▶ [REQUIREMENT]: Type out the records that follow, exactly as given.

▶ [SUPPLIED MATERIAL]:
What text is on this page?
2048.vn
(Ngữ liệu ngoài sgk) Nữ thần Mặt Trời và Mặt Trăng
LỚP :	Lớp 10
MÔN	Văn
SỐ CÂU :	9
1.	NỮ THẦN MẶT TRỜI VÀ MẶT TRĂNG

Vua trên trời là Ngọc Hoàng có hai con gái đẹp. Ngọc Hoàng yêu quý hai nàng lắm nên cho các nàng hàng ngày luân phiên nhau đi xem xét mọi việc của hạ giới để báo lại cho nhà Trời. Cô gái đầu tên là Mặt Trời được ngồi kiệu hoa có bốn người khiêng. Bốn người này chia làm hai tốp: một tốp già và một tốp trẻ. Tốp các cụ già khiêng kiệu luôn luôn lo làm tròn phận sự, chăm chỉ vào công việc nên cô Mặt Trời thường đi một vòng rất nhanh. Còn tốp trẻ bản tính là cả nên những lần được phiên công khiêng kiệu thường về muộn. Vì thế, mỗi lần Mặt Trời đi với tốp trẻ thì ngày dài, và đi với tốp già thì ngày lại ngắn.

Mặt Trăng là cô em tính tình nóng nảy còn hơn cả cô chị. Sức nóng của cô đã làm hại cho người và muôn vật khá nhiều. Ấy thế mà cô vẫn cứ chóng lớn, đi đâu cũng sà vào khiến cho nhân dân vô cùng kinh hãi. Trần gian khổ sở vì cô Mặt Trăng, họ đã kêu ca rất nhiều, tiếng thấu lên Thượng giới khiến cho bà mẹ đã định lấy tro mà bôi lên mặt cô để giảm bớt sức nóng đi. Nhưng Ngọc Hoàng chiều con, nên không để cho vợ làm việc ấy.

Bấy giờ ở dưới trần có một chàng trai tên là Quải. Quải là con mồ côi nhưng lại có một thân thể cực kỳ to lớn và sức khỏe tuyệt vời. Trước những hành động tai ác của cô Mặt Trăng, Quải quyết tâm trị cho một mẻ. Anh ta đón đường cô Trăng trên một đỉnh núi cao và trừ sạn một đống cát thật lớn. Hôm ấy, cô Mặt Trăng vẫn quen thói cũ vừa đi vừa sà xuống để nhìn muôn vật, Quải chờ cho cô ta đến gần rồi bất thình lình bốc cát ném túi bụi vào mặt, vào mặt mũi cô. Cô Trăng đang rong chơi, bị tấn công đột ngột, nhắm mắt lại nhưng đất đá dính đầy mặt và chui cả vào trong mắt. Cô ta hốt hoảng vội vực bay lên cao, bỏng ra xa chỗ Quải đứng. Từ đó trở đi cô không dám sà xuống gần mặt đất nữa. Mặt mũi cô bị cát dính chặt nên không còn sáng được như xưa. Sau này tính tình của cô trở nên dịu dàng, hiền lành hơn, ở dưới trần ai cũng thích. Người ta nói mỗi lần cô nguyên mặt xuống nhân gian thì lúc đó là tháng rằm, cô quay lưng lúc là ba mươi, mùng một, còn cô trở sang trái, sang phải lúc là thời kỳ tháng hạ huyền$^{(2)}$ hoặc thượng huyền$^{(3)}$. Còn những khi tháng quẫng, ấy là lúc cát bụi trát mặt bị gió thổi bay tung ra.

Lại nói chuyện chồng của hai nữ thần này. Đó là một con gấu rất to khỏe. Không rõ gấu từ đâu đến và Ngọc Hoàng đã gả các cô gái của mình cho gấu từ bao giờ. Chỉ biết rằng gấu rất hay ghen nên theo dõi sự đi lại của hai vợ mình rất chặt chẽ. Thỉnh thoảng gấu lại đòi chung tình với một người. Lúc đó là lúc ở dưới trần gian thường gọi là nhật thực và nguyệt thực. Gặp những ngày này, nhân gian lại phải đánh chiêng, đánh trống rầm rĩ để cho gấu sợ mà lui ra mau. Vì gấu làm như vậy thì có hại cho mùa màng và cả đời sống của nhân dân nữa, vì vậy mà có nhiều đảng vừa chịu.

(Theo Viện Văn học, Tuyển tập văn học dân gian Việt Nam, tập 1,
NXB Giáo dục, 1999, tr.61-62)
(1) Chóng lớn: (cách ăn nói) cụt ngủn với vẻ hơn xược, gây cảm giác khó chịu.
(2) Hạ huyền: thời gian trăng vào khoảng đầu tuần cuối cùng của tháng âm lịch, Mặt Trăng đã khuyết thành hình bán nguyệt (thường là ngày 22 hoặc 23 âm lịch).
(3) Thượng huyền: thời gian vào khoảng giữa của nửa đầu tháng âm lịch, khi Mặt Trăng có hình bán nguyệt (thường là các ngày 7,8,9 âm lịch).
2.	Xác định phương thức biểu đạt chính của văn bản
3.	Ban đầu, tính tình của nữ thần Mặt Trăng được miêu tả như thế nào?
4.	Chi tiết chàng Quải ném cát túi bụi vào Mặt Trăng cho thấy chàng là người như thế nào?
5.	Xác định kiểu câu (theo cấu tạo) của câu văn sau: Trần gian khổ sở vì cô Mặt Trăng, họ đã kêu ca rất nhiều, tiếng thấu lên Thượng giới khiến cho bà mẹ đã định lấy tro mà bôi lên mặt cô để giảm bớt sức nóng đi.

▶ [TASK OUTPUT]:
What text is on this page?
2048.vn
(Ngữ liệu ngoài sgk) Nữ thần Mặt Trời và Mặt Trăng
LỚP :	Lớp 10
MÔN	Văn
SỐ CÂU :	9
1.	NỮ THẦN MẶT TRỜI VÀ MẶT TRĂNG

Vua trên trời là Ngọc Hoàng có hai con gái đẹp. Ngọc Hoàng yêu quý hai nàng lắm nên cho các nàng hàng ngày luân phiên nhau đi xem xét mọi việc của hạ giới để báo lại cho nhà Trời. Cô gái đầu tên là Mặt Trời được ngồi kiệu hoa có bốn người khiêng. Bốn người này chia làm hai tốp: một tốp già và một tốp trẻ. Tốp các cụ già khiêng kiệu luôn luôn lo làm tròn phận sự, chăm chỉ vào công việc nên cô Mặt Trời thường đi một vòng rất nhanh. Còn tốp trẻ bản tính là cả nên những lần được phiên công khiêng kiệu thường về muộn. Vì thế, mỗi lần Mặt Trời đi với tốp trẻ thì ngày dài, và đi với tốp già thì ngày lại ngắn.

Mặt Trăng là cô em tính tình nóng nảy còn hơn cả cô chị. Sức nóng của cô đã làm hại cho người và muôn vật khá nhiều. Ấy thế mà cô vẫn cứ chóng lớn, đi đâu cũng sà vào khiến cho nhân dân vô cùng kinh hãi. Trần gian khổ sở vì cô Mặt Trăng, họ đã kêu ca rất nhiều, tiếng thấu lên Thượng giới khiến cho bà mẹ đã định lấy tro mà bôi lên mặt cô để giảm bớt sức nóng đi. Nhưng Ngọc Hoàng chiều con, nên không để cho vợ làm việc ấy.

Bấy giờ ở dưới trần có một chàng trai tên là Quải. Quải là con mồ côi nhưng lại có một thân thể cực kỳ to lớn và sức khỏe tuyệt vời. Trước những hành động tai ác của cô Mặt Trăng, Quải quyết tâm trị cho một mẻ. Anh ta đón đường cô Trăng trên một đỉnh núi cao và trừ sạn một đống cát thật lớn. Hôm ấy, cô Mặt Trăng vẫn quen thói cũ vừa đi vừa sà xuống để nhìn muôn vật, Quải chờ cho cô ta đến gần rồi bất thình lình bốc cát ném túi bụi vào mặt, vào mặt mũi cô. Cô Trăng đang rong chơi, bị tấn công đột ngột, nhắm mắt lại nhưng đất đá dính đầy mặt và chui cả vào trong mắt. Cô ta hốt hoảng vội vực bay lên cao, bỏng ra xa chỗ Quải đứng. Từ đó trở đi cô không dám sà xuống gần mặt đất nữa. Mặt mũi cô bị cát dính chặt nên không còn sáng được như xưa. Sau này tính tình của cô trở nên dịu dàng, hiền lành hơn, ở dưới trần ai cũng thích. Người ta nói mỗi lần cô nguyên mặt xuống nhân gian thì lúc đó là tháng rằm, cô quay lưng lúc là ba mươi, mùng một, còn cô trở sang trái, sang phải lúc là thời kỳ tháng hạ huyền$^{(2)}$ hoặc thượng huyền$^{(3)}$. Còn những khi tháng quẫng, ấy là lúc cát bụi trát mặt bị gió thổi bay tung ra.

Lại nói chuyện chồng của hai nữ thần này. Đó là một con gấu rất to khỏe. Không rõ gấu từ đâu đến và Ngọc Hoàng đã gả các cô gái của mình cho gấu từ bao giờ. Chỉ biết rằng gấu rất hay ghen nên theo dõi sự đi lại của hai vợ mình rất chặt chẽ. Thỉnh thoảng gấu lại đòi chung tình với một người. Lúc đó là lúc ở dưới trần gian thường gọi là nhật thực và nguyệt thực. Gặp những ngày này, nhân gian lại phải đánh chiêng, đánh trống rầm rĩ để cho gấu sợ mà lui ra mau. Vì gấu làm như vậy thì có hại cho mùa màng và cả đời sống của nhân dân nữa, vì vậy mà có nhiều đảng vừa chịu.

(Theo Viện Văn học, Tuyển tập văn học dân gian Việt Nam, tập 1,
NXB Giáo dục, 1999, tr.61-62)
(1) Chóng lớn: (cách ăn nói) cụt ngủn với vẻ hơn xược, gây cảm giác khó chịu.
(2) Hạ huyền: thời gian trăng vào khoảng đầu tuần cuối cùng của tháng âm lịch, Mặt Trăng đã khuyết thành hình bán nguyệt (thường là ngày 22 hoặc 23 âm lịch).
(3) Thượng huyền: thời gian vào khoảng giữa của nửa đầu tháng âm lịch, khi Mặt Trăng có hình bán nguyệt (thường là các ngày 7,8,9 âm lịch).
2.	Xác định phương thức biểu đạt chính của văn bản
3.	Ban đầu, tính tình của nữ thần Mặt Trăng được miêu tả như thế nào?
4.	Chi tiết chàng Quải ném cát túi bụi vào Mặt Trăng cho thấy chàng là người như thế nào?
5.	Xác định kiểu câu (theo cấu tạo) của câu văn sau: Trần gian khổ sở vì cô Mặt Trăng, họ đã kêu ca rất nhiều, tiếng thấu lên Thượng giới khiến cho bà mẹ đã định lấy tro mà bôi lên mặt cô để giảm bớt sức nóng đi.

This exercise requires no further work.